··· Records to process

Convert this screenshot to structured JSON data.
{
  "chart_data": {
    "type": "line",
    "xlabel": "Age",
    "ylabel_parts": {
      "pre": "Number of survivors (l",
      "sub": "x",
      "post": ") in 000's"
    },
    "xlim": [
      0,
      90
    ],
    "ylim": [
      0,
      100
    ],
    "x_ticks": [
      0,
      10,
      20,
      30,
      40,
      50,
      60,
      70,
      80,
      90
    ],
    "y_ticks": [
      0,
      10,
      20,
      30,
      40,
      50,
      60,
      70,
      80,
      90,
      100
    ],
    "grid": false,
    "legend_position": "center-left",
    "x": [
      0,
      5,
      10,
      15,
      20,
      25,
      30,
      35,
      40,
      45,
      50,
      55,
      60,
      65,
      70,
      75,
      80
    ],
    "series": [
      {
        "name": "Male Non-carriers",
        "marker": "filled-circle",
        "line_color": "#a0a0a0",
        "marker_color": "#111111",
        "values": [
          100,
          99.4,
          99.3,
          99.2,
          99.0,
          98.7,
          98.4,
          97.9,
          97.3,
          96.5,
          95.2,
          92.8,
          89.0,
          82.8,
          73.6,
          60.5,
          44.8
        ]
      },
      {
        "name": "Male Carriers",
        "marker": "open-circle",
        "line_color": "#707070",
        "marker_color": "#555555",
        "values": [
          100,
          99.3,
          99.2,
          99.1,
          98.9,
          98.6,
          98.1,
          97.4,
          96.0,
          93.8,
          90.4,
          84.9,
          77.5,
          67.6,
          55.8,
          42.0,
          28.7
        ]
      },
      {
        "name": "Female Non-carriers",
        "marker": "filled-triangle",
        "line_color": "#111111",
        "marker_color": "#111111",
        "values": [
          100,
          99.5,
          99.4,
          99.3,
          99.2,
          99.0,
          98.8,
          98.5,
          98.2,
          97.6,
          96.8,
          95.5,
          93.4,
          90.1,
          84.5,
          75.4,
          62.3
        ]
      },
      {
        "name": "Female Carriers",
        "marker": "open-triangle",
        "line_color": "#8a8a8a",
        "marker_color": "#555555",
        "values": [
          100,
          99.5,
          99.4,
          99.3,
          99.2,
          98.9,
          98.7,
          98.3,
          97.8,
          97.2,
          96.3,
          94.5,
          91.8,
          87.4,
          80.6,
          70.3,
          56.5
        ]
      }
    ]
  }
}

······

**Exercise objective:**
In the lines above, locate the string "filled". Copy every line where it occurs.

**Task answer:**
        "marker": "filled-circle",
        "marker": "filled-triangle",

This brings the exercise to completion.